#### [Listed entries]
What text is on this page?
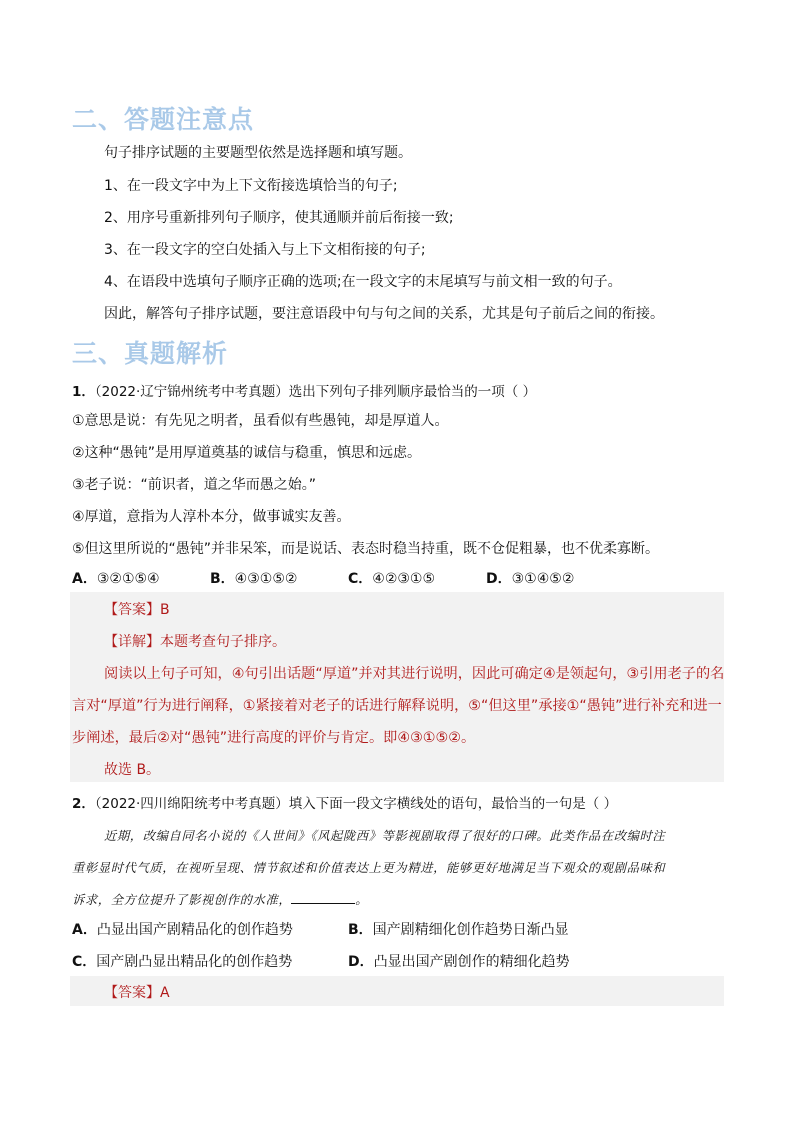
二、答题注意点
句子排序试题的主要题型依然是选择题和填写题。
1、在一段文字中为上下文衔接选填恰当的句子;
2、用序号重新排列句子顺序，使其通顺并前后衔接一致;
3、在一段文字的空白处插入与上下文相衔接的句子;
4、在语段中选填句子顺序正确的选项;在一段文字的末尾填写与前文相一致的句子。
因此，解答句子排序试题，要注意语段中句与句之间的关系，尤其是句子前后之间的衔接。
三、真题解析
1．（2022·辽宁锦州统考中考真题）选出下列句子排列顺序最恰当的一项（ ）
①意思是说：有先见之明者，虽看似有些愚钝，却是厚道人。
②这种“愚钝”是用厚道奠基的诚信与稳重，慎思和远虑。
③老子说：“前识者，道之华而愚之始。”
④厚道，意指为人淳朴本分，做事诚实友善。
⑤但这里所说的“愚钝”并非呆笨，而是说话、表态时稳当持重，既不仓促粗暴，也不优柔寡断。
A．③②①⑤④	B．④③①⑤②	C．④②③①⑤	D．③①④⑤②
【答案】B
【详解】本题考查句子排序。
阅读以上句子可知，④句引出话题“厚道”并对其进行说明，因此可确定④是领起句，③引用老子的名
言对“厚道”行为进行阐释，①紧接着对老子的话进行解释说明，⑤“但这里”承接①“愚钝”进行补充和进一
步阐述，最后②对“愚钝”进行高度的评价与肯定。即④③①⑤②。
故选 B。
2．（2022·四川绵阳统考中考真题）填入下面一段文字横线处的语句，最恰当的一句是（ ）
近期，改编自同名小说的《人世间》《风起陇西》等影视剧取得了很好的口碑。此类作品在改编时注
重彰显时代气质，在视听呈现、情节叙述和价值表达上更为精进，能够更好地满足当下观众的观剧品味和
诉求，全方位提升了影视创作的水准，	。
A．凸显出国产剧精品化的创作趋势	B．国产剧精细化创作趋势日渐凸显
C．国产剧凸显出精品化的创作趋势	D．凸显出国产剧创作的精细化趋势
【答案】A
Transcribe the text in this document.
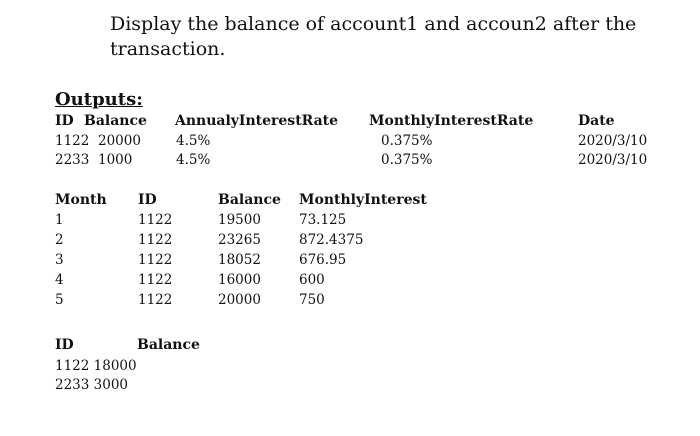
Display the balance of account1 and accoun2 after the
transaction.
Outputs:
ID Balance AnnualyInterestRate MonthlyInterestRate	Date
1122 20000	4.5%	0.375%	2020/3/10
2233 1000	4.5%	0.375%	2020/3/10
Month ID	Balance MonthlyInterest
1	1122	19500	73.125
2	1122	23265	872.4375
3	1122	18052	676.95
4	1122	16000	600
5	1122	20000	750
ID	Balance
1122 18000
2233 3000
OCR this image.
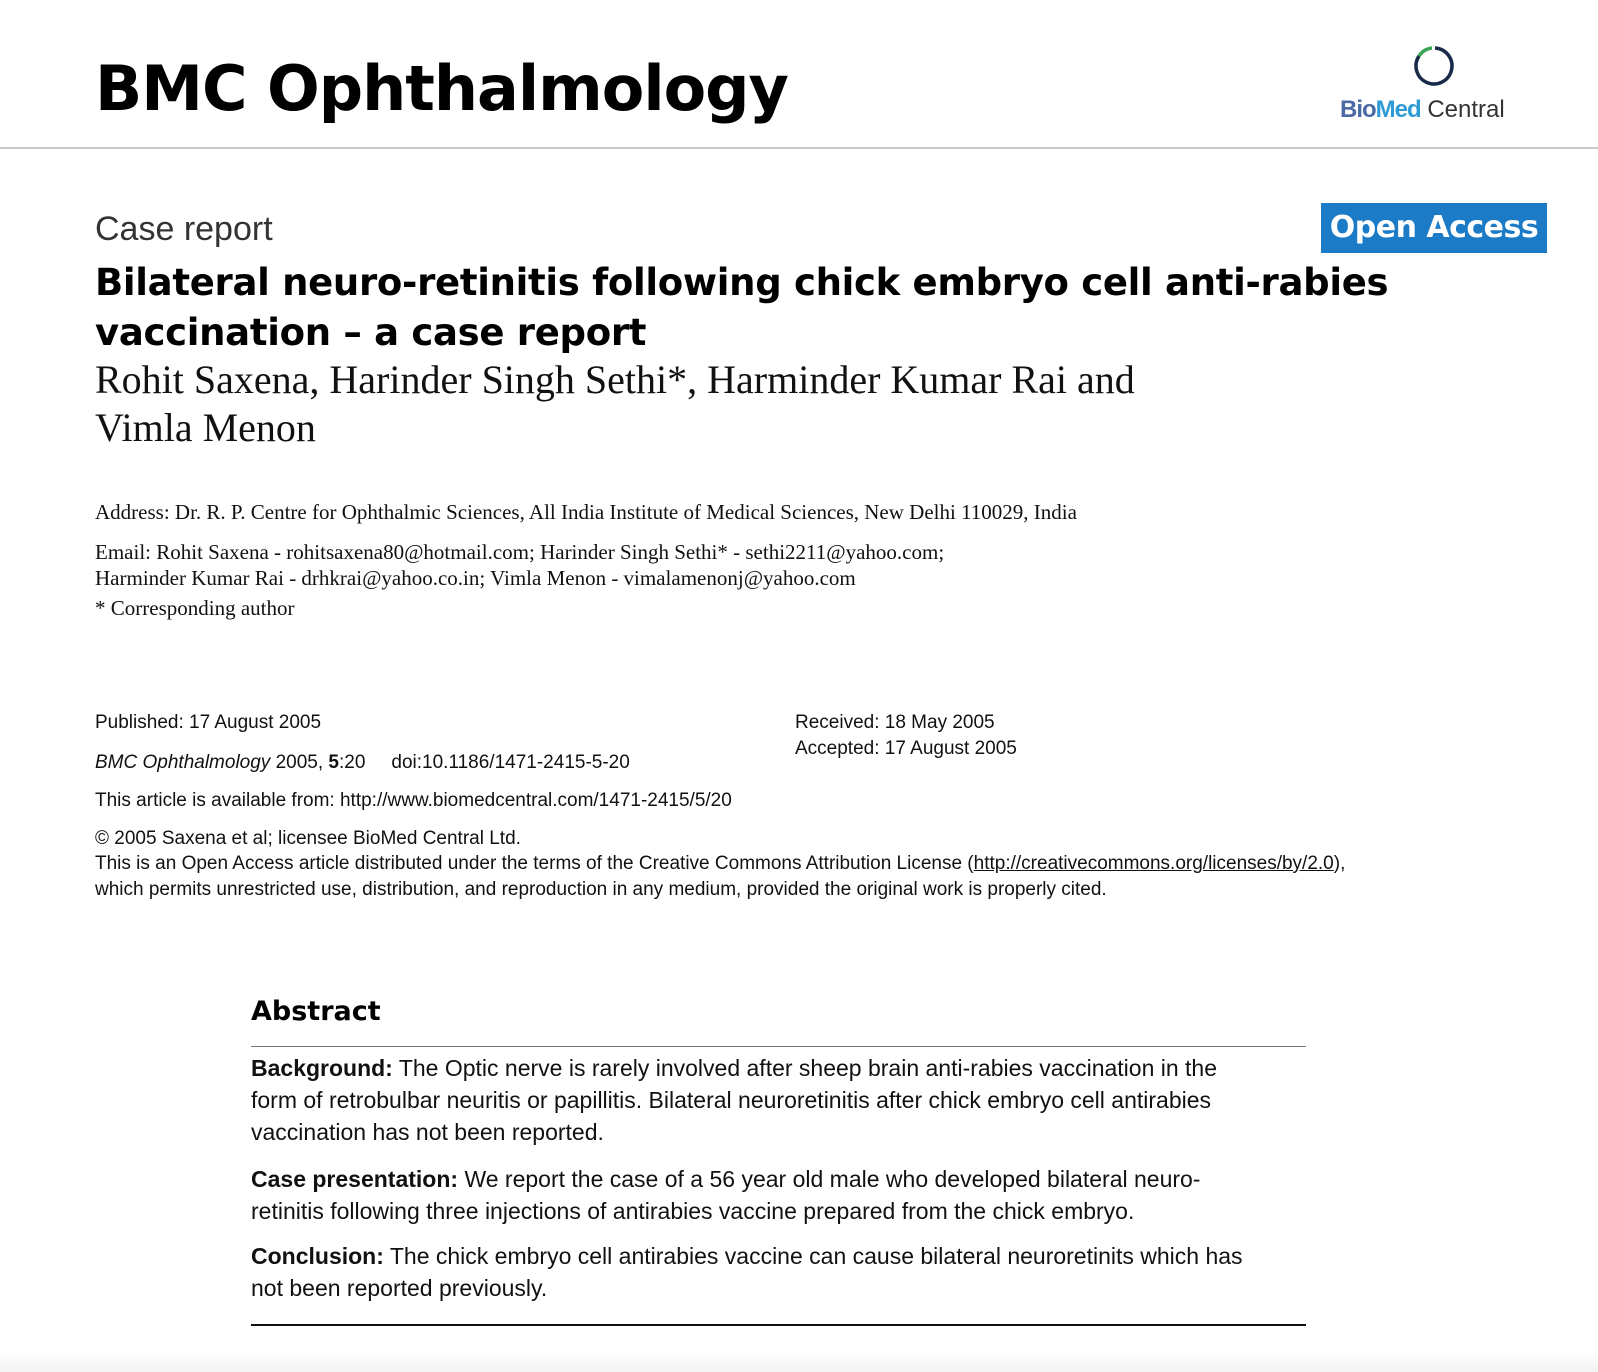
BMC Ophthalmology	BioMed Central
Case report	Open Access
Bilateral neuro-retinitis following chick embryo cell anti-rabies
vaccination – a case report
Rohit Saxena, Harinder Singh Sethi*, Harminder Kumar Rai and
Vimla Menon
Address: Dr. R. P. Centre for Ophthalmic Sciences, All India Institute of Medical Sciences, New Delhi 110029, India
Email: Rohit Saxena - rohitsaxena80@hotmail.com; Harinder Singh Sethi* - sethi2211@yahoo.com;
Harminder Kumar Rai - drhkrai@yahoo.co.in; Vimla Menon - vimalamenonj@yahoo.com
* Corresponding author
Published: 17 August 2005	Received: 18 May 2005
Accepted: 17 August 2005
BMC Ophthalmology 2005, 5:20 doi:10.1186/1471-2415-5-20
This article is available from: http://www.biomedcentral.com/1471-2415/5/20
© 2005 Saxena et al; licensee BioMed Central Ltd.
This is an Open Access article distributed under the terms of the Creative Commons Attribution License (http://creativecommons.org/licenses/by/2.0),
which permits unrestricted use, distribution, and reproduction in any medium, provided the original work is properly cited.
Abstract
Background: The Optic nerve is rarely involved after sheep brain anti-rabies vaccination in the
form of retrobulbar neuritis or papillitis. Bilateral neuroretinitis after chick embryo cell antirabies
vaccination has not been reported.
Case presentation: We report the case of a 56 year old male who developed bilateral neuro-
retinitis following three injections of antirabies vaccine prepared from the chick embryo.
Conclusion: The chick embryo cell antirabies vaccine can cause bilateral neuroretinits which has
not been reported previously.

#### [Short exercise]
Copy the records exactly. Skip the pictures.

#### [Reply]
What text is on this page?
二、答题注意点
句子排序试题的主要题型依然是选择题和填写题。
1、在一段文字中为上下文衔接选填恰当的句子;
2、用序号重新排列句子顺序，使其通顺并前后衔接一致;
3、在一段文字的空白处插入与上下文相衔接的句子;
4、在语段中选填句子顺序正确的选项;在一段文字的末尾填写与前文相一致的句子。
因此，解答句子排序试题，要注意语段中句与句之间的关系，尤其是句子前后之间的衔接。
三、真题解析
1．（2022·辽宁锦州统考中考真题）选出下列句子排列顺序最恰当的一项（ ）
①意思是说：有先见之明者，虽看似有些愚钝，却是厚道人。
②这种“愚钝”是用厚道奠基的诚信与稳重，慎思和远虑。
③老子说：“前识者，道之华而愚之始。”
④厚道，意指为人淳朴本分，做事诚实友善。
⑤但这里所说的“愚钝”并非呆笨，而是说话、表态时稳当持重，既不仓促粗暴，也不优柔寡断。
A．③②①⑤④	B．④③①⑤②	C．④②③①⑤	D．③①④⑤②
【答案】B
【详解】本题考查句子排序。
阅读以上句子可知，④句引出话题“厚道”并对其进行说明，因此可确定④是领起句，③引用老子的名
言对“厚道”行为进行阐释，①紧接着对老子的话进行解释说明，⑤“但这里”承接①“愚钝”进行补充和进一
步阐述，最后②对“愚钝”进行高度的评价与肯定。即④③①⑤②。
故选 B。
2．（2022·四川绵阳统考中考真题）填入下面一段文字横线处的语句，最恰当的一句是（ ）
近期，改编自同名小说的《人世间》《风起陇西》等影视剧取得了很好的口碑。此类作品在改编时注
重彰显时代气质，在视听呈现、情节叙述和价值表达上更为精进，能够更好地满足当下观众的观剧品味和
诉求，全方位提升了影视创作的水准，	。
A．凸显出国产剧精品化的创作趋势	B．国产剧精细化创作趋势日渐凸显
C．国产剧凸显出精品化的创作趋势	D．凸显出国产剧创作的精细化趋势
【答案】A
Transcribe the text in this document.
Display the balance of account1 and accoun2 after the
transaction.
Outputs:
ID Balance AnnualyInterestRate MonthlyInterestRate	Date
1122 20000	4.5%	0.375%	2020/3/10
2233 1000	4.5%	0.375%	2020/3/10
Month ID	Balance MonthlyInterest
1	1122	19500	73.125
2	1122	23265	872.4375
3	1122	18052	676.95
4	1122	16000	600
5	1122	20000	750
ID	Balance
1122 18000
2233 3000
OCR this image.
BMC Ophthalmology	BioMed Central
Case report	Open Access
Bilateral neuro-retinitis following chick embryo cell anti-rabies
vaccination – a case report
Rohit Saxena, Harinder Singh Sethi*, Harminder Kumar Rai and
Vimla Menon
Address: Dr. R. P. Centre for Ophthalmic Sciences, All India Institute of Medical Sciences, New Delhi 110029, India
Email: Rohit Saxena - rohitsaxena80@hotmail.com; Harinder Singh Sethi* - sethi2211@yahoo.com;
Harminder Kumar Rai - drhkrai@yahoo.co.in; Vimla Menon - vimalamenonj@yahoo.com
* Corresponding author
Published: 17 August 2005	Received: 18 May 2005
Accepted: 17 August 2005
BMC Ophthalmology 2005, 5:20 doi:10.1186/1471-2415-5-20
This article is available from: http://www.biomedcentral.com/1471-2415/5/20
© 2005 Saxena et al; licensee BioMed Central Ltd.
This is an Open Access article distributed under the terms of the Creative Commons Attribution License (http://creativecommons.org/licenses/by/2.0),
which permits unrestricted use, distribution, and reproduction in any medium, provided the original work is properly cited.
Abstract
Background: The Optic nerve is rarely involved after sheep brain anti-rabies vaccination in the
form of retrobulbar neuritis or papillitis. Bilateral neuroretinitis after chick embryo cell antirabies
vaccination has not been reported.
Case presentation: We report the case of a 56 year old male who developed bilateral neuro-
retinitis following three injections of antirabies vaccine prepared from the chick embryo.
Conclusion: The chick embryo cell antirabies vaccine can cause bilateral neuroretinits which has
not been reported previously.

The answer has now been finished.